** TASK DIRECTIONS **
Exactly as written, quote every line that follows, skipping the images.

** STORED RECORDS **
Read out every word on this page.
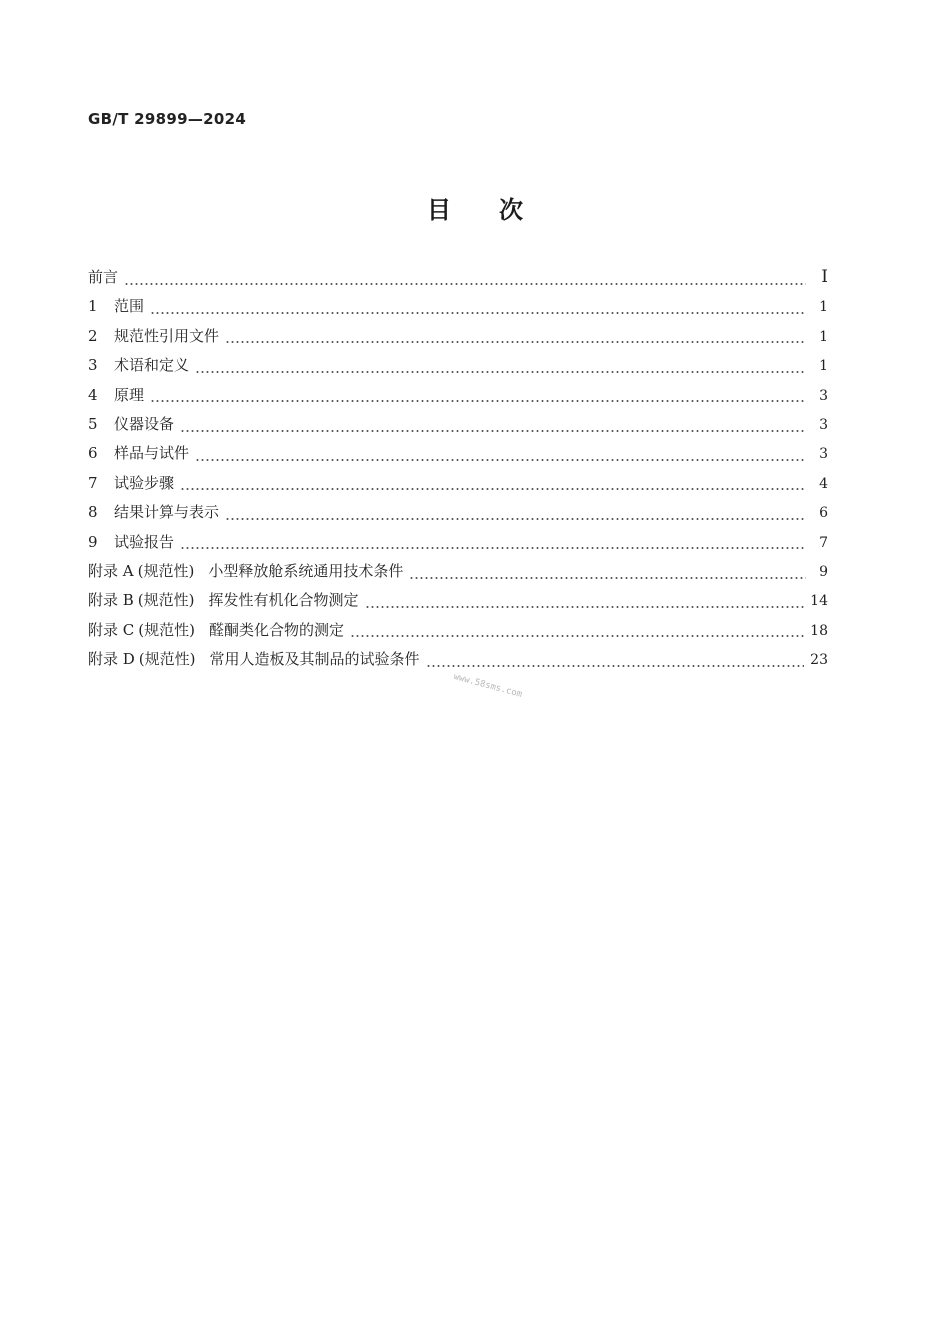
GB/T 29899—2024
目 次
前言	I
1	范围	1
2	规范性引用文件	1
3	术语和定义	1
4	原理	3
5	仪器设备	3
6	样品与试件	3
7	试验步骤	4
8	结果计算与表示	6
9	试验报告	7
附录 A (规范性) 小型释放舱系统通用技术条件	9
附录 B (规范性) 挥发性有机化合物测定	14
附录 C (规范性) 醛酮类化合物的测定	18
附录 D (规范性) 常用人造板及其制品的试验条件	23
www.58sms.com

** RESULT **
Read out every word on this page.
GB/T 29899—2024
目 次
前言	I
1	范围	1
2	规范性引用文件	1
3	术语和定义	1
4	原理	3
5	仪器设备	3
6	样品与试件	3
7	试验步骤	4
8	结果计算与表示	6
9	试验报告	7
附录 A (规范性) 小型释放舱系统通用技术条件	9
附录 B (规范性) 挥发性有机化合物测定	14
附录 C (规范性) 醛酮类化合物的测定	18
附录 D (规范性) 常用人造板及其制品的试验条件	23
www.58sms.com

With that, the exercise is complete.